— Begin —

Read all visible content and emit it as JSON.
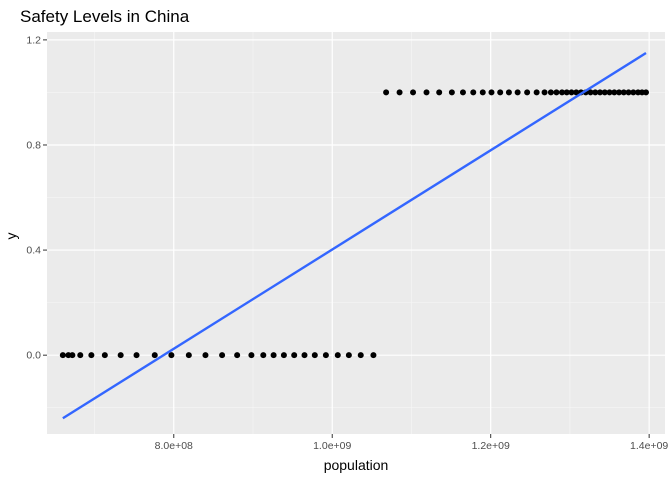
{
  "chart_data": {
    "type": "scatter",
    "title": "Safety Levels in China",
    "xlabel": "population",
    "ylabel": "y",
    "xlim": [
      640000000,
      1420000000
    ],
    "ylim": [
      -0.3,
      1.23
    ],
    "x_ticks": [
      {
        "value": 800000000,
        "label": "8.0e+08"
      },
      {
        "value": 1000000000,
        "label": "1.0e+09"
      },
      {
        "value": 1200000000,
        "label": "1.2e+09"
      },
      {
        "value": 1400000000,
        "label": "1.4e+09"
      }
    ],
    "y_ticks": [
      {
        "value": 0.0,
        "label": "0.0"
      },
      {
        "value": 0.4,
        "label": "0.4"
      },
      {
        "value": 0.8,
        "label": "0.8"
      },
      {
        "value": 1.2,
        "label": "1.2"
      }
    ],
    "grid": true,
    "series": [
      {
        "kind": "points",
        "color": "#000000",
        "x": [
          660000000,
          667000000,
          672000000,
          682000000,
          696000000,
          713000000,
          733000000,
          753000000,
          776000000,
          797000000,
          819000000,
          840000000,
          861000000,
          880000000,
          898000000,
          913000000,
          926000000,
          939000000,
          952000000,
          965000000,
          978000000,
          992000000,
          1007000000,
          1021000000,
          1036000000,
          1052000000,
          1068000000,
          1085000000,
          1102000000,
          1119000000,
          1135000000,
          1151000000,
          1165000000,
          1178000000,
          1190000000,
          1201000000,
          1212000000,
          1223000000,
          1234000000,
          1246000000,
          1258000000,
          1268000000,
          1276000000,
          1283000000,
          1290000000,
          1296000000,
          1302000000,
          1308000000,
          1314000000,
          1320000000,
          1326000000,
          1332000000,
          1338000000,
          1344000000,
          1350000000,
          1356000000,
          1362000000,
          1368000000,
          1374000000,
          1380000000,
          1386000000,
          1391000000,
          1396000000
        ],
        "y": [
          0,
          0,
          0,
          0,
          0,
          0,
          0,
          0,
          0,
          0,
          0,
          0,
          0,
          0,
          0,
          0,
          0,
          0,
          0,
          0,
          0,
          0,
          0,
          0,
          0,
          0,
          1,
          1,
          1,
          1,
          1,
          1,
          1,
          1,
          1,
          1,
          1,
          1,
          1,
          1,
          1,
          1,
          1,
          1,
          1,
          1,
          1,
          1,
          1,
          1,
          1,
          1,
          1,
          1,
          1,
          1,
          1,
          1,
          1,
          1,
          1,
          1,
          1
        ]
      },
      {
        "kind": "line",
        "color": "#3366FF",
        "x": [
          660000000,
          1396000000
        ],
        "y": [
          -0.24,
          1.15
        ]
      }
    ]
  }
}
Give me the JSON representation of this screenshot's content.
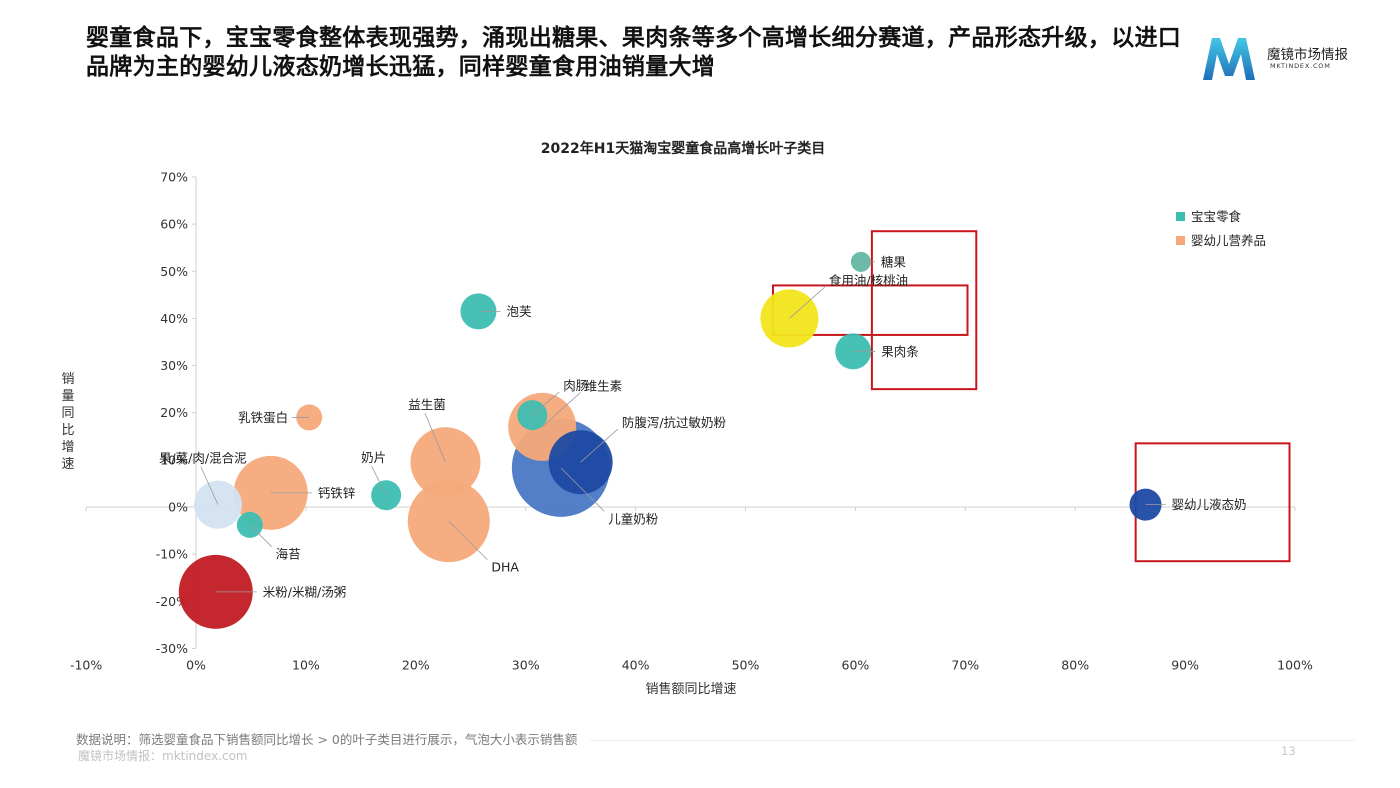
{
  "page": {
    "headline": "婴童食品下，宝宝零食整体表现强势，涌现出糖果、果肉条等多个高增长细分赛道，产品形态升级，以进口品牌为主的婴幼儿液态奶增长迅猛，同样婴童食用油销量大增",
    "logo_name": "魔镜市场情报",
    "logo_domain": "MKTINDEX.COM",
    "note": "数据说明：筛选婴童食品下销售额同比增长 > 0的叶子类目进行展示，气泡大小表示销售额",
    "source": "魔镜市场情报：mktindex.com",
    "page_number": "13"
  },
  "chart_data": {
    "type": "scatter",
    "title": "2022年H1天猫淘宝婴童食品高增长叶子类目",
    "xlabel": "销售额同比增速",
    "ylabel": "销量同比增速",
    "xlim": [
      -10,
      100
    ],
    "ylim": [
      -30,
      70
    ],
    "x_ticks": [
      -10,
      0,
      10,
      20,
      30,
      40,
      50,
      60,
      70,
      80,
      90,
      100
    ],
    "y_ticks": [
      -30,
      -20,
      -10,
      0,
      10,
      20,
      30,
      40,
      50,
      60,
      70
    ],
    "tick_format": "{v}%",
    "grid": false,
    "legend": [
      {
        "name": "宝宝零食",
        "color": "#3dbdb1"
      },
      {
        "name": "婴幼儿营养品",
        "color": "#f5a97a"
      }
    ],
    "legend_position": "top-right",
    "points": [
      {
        "label": "果/菜/肉/混合泥",
        "x": 2,
        "y": 0.5,
        "size": 24,
        "color": "#d4e1f1",
        "label_pos": "upper-left"
      },
      {
        "label": "米粉/米糊/汤粥",
        "x": 1.8,
        "y": -18,
        "size": 37,
        "color": "#c21b24",
        "label_pos": "right"
      },
      {
        "label": "钙铁锌",
        "x": 6.8,
        "y": 3,
        "size": 37,
        "color": "#f5a97a",
        "label_pos": "right"
      },
      {
        "label": "海苔",
        "x": 4.9,
        "y": -3.8,
        "size": 13,
        "color": "#3dbdb1",
        "label_pos": "lower-right"
      },
      {
        "label": "乳铁蛋白",
        "x": 10.3,
        "y": 19,
        "size": 13,
        "color": "#f5a97a",
        "label_pos": "left"
      },
      {
        "label": "奶片",
        "x": 17.3,
        "y": 2.5,
        "size": 15,
        "color": "#3dbdb1",
        "label_pos": "upper-left"
      },
      {
        "label": "益生菌",
        "x": 22.7,
        "y": 9.5,
        "size": 35,
        "color": "#f5a97a",
        "label_pos": "upper-left"
      },
      {
        "label": "DHA",
        "x": 23,
        "y": -3,
        "size": 41,
        "color": "#f5a97a",
        "label_pos": "lower-right"
      },
      {
        "label": "泡芙",
        "x": 25.7,
        "y": 41.5,
        "size": 18,
        "color": "#3dbdb1",
        "label_pos": "right"
      },
      {
        "label": "儿童奶粉",
        "x": 33.2,
        "y": 8.3,
        "size": 49,
        "color": "#4a78c6",
        "label_pos": "lower-right"
      },
      {
        "label": "防腹泻/抗过敏奶粉",
        "x": 35,
        "y": 9.5,
        "size": 32,
        "color": "#1d4aa3",
        "label_pos": "upper-right"
      },
      {
        "label": "维生素",
        "x": 31.5,
        "y": 17,
        "size": 34,
        "color": "#f5a97a",
        "label_pos": "upper-right"
      },
      {
        "label": "肉肠",
        "x": 30.6,
        "y": 19.5,
        "size": 15,
        "color": "#3dbdb1",
        "label_pos": "upper-right"
      },
      {
        "label": "食用油/核桃油",
        "x": 54,
        "y": 40,
        "size": 29,
        "color": "#f2e51a",
        "label_pos": "upper-right"
      },
      {
        "label": "糖果",
        "x": 60.5,
        "y": 52,
        "size": 10,
        "color": "#62b7a3",
        "label_pos": "right"
      },
      {
        "label": "果肉条",
        "x": 59.8,
        "y": 33,
        "size": 18,
        "color": "#3dbdb1",
        "label_pos": "right"
      },
      {
        "label": "婴幼儿液态奶",
        "x": 86.4,
        "y": 0.5,
        "size": 16,
        "color": "#1d4aa3",
        "label_pos": "right"
      }
    ],
    "highlight_color": "#c8161d",
    "highlights": [
      {
        "x0": 61.5,
        "x1": 71,
        "y0": 25,
        "y1": 58.5
      },
      {
        "x0": 52.5,
        "x1": 70.2,
        "y0": 36.5,
        "y1": 47
      },
      {
        "x0": 85.5,
        "x1": 99.5,
        "y0": -11.5,
        "y1": 13.5
      }
    ]
  }
}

— End —

### SHORT TASK
Of the lines in the entries, how many include the word "title"? State only the number.

### FINISHED ANSWER
2